**TASK STATEMENT:** Find the word "test" in the listing; pull out each line holding it.

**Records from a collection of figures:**
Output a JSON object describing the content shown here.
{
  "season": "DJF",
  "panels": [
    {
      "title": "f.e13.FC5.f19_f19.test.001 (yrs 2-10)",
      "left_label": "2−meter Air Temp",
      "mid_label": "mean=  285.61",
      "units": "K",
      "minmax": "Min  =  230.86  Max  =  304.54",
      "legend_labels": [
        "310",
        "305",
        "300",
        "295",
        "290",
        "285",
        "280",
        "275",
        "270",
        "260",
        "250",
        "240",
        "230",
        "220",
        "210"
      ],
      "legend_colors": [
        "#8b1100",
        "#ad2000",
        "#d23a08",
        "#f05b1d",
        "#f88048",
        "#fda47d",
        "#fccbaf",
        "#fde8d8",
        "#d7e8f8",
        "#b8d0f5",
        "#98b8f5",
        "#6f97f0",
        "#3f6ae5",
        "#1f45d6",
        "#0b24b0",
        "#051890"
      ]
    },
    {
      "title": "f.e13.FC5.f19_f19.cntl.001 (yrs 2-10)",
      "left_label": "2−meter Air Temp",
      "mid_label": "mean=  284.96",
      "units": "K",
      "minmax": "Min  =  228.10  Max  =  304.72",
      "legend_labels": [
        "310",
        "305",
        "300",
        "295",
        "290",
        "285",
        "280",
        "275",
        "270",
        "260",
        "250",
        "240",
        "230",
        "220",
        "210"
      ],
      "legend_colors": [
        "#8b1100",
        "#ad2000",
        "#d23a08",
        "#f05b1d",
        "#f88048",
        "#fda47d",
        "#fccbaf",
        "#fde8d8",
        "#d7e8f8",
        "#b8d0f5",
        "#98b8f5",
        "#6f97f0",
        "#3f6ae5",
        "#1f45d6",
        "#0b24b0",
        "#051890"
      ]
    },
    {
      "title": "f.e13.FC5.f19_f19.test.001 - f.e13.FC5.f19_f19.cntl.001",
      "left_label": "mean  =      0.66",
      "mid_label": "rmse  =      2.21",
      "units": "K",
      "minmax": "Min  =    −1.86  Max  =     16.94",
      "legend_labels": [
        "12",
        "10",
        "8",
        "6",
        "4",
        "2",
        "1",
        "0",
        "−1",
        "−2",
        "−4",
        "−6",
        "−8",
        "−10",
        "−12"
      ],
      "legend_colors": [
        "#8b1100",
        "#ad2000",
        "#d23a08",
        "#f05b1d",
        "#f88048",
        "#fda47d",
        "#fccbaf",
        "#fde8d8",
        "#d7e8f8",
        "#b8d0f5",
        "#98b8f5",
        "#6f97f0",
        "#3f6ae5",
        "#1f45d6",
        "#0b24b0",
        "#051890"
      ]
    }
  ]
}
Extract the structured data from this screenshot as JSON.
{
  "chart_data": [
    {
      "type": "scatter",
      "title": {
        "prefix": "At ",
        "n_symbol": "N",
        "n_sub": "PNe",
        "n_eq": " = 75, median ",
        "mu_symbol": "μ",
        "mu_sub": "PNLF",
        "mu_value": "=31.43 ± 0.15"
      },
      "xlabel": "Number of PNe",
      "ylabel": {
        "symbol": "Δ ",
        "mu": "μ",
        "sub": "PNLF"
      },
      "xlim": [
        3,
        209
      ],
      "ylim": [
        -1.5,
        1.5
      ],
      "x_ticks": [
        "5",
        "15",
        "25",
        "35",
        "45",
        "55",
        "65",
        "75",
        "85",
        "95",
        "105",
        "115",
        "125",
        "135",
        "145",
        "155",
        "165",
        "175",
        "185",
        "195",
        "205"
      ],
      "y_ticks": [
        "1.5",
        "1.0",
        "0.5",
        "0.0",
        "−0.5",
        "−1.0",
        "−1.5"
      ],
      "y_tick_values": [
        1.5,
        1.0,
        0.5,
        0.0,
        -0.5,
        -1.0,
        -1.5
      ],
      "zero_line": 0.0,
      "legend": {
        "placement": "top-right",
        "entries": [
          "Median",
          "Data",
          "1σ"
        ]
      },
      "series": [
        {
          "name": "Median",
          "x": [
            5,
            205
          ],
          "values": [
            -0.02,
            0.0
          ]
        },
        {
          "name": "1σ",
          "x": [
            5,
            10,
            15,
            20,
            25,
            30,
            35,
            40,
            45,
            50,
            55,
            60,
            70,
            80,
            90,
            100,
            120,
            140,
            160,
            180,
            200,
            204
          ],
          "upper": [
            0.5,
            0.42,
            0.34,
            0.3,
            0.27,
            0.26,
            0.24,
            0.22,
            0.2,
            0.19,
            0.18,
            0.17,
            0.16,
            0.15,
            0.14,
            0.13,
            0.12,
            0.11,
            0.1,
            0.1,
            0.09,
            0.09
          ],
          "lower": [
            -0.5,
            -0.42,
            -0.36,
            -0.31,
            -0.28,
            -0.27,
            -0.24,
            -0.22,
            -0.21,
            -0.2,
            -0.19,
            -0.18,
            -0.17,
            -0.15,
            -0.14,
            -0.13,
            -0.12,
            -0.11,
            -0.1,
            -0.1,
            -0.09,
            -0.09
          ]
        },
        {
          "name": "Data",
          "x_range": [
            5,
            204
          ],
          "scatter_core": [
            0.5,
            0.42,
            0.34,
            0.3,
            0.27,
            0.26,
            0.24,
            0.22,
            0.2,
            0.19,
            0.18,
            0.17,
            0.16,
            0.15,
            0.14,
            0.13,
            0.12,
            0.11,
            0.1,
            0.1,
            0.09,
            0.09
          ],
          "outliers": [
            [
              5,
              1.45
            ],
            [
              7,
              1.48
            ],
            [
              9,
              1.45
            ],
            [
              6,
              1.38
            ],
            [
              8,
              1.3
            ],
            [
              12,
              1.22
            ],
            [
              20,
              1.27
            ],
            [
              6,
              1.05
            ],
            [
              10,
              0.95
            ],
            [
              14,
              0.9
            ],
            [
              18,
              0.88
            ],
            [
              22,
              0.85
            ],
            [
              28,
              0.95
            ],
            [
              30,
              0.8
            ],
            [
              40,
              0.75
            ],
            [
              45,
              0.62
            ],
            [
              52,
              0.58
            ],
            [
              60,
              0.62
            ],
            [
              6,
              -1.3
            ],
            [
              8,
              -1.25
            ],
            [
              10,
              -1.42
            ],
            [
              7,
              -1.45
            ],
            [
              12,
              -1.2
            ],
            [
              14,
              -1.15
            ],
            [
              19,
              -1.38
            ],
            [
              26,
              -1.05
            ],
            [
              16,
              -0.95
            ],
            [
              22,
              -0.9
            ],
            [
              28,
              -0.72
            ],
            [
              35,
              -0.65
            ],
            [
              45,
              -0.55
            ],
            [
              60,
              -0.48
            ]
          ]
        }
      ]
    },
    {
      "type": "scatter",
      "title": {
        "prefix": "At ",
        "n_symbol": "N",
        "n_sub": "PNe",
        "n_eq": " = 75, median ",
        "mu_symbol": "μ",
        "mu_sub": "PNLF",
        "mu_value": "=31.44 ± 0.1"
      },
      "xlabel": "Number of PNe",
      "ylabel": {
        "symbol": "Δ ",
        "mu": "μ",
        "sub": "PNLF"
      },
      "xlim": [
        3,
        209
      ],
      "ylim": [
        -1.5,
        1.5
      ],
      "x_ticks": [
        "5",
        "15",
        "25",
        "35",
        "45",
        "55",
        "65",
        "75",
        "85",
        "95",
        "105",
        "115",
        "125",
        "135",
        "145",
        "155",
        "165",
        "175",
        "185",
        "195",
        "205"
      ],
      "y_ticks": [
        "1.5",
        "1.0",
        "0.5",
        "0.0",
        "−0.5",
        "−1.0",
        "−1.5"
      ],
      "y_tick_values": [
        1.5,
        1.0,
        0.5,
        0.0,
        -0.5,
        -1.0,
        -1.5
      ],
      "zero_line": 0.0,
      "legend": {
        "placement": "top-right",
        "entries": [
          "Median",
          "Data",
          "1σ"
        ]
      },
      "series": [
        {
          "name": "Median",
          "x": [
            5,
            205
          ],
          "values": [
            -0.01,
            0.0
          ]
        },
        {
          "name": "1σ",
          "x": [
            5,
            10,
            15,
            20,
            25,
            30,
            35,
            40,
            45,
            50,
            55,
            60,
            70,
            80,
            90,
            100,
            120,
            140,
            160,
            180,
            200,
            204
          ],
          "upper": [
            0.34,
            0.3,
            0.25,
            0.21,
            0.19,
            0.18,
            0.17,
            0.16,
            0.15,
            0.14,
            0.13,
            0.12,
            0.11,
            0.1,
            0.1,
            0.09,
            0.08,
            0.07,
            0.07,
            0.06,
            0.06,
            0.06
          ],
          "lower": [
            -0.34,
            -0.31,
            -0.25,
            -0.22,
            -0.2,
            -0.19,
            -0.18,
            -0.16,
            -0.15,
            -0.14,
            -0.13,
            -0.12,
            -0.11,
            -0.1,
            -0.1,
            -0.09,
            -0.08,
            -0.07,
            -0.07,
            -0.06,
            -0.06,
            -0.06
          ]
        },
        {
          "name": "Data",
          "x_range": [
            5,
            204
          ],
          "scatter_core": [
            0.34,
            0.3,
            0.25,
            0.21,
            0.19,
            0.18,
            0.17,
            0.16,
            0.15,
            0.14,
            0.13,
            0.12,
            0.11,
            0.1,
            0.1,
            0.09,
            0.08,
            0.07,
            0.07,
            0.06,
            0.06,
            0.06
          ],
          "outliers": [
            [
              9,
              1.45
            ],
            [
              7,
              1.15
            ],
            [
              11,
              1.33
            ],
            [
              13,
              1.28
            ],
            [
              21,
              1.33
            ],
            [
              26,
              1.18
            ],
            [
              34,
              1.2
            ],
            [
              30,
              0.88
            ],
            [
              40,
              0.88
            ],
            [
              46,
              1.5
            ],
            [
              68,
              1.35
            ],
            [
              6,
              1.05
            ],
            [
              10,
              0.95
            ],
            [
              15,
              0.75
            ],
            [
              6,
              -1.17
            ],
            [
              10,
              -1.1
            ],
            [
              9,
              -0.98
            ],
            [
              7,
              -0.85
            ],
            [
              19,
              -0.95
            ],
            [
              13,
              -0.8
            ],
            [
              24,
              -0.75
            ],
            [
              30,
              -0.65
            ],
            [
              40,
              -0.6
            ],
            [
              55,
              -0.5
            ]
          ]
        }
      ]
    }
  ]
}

**ANSWER FOR THIS EXERCISE:**
      "title": "f.e13.FC5.f19_f19.test.001 (yrs 2-10)",
      "title": "f.e13.FC5.f19_f19.test.001 - f.e13.FC5.f19_f19.cntl.001",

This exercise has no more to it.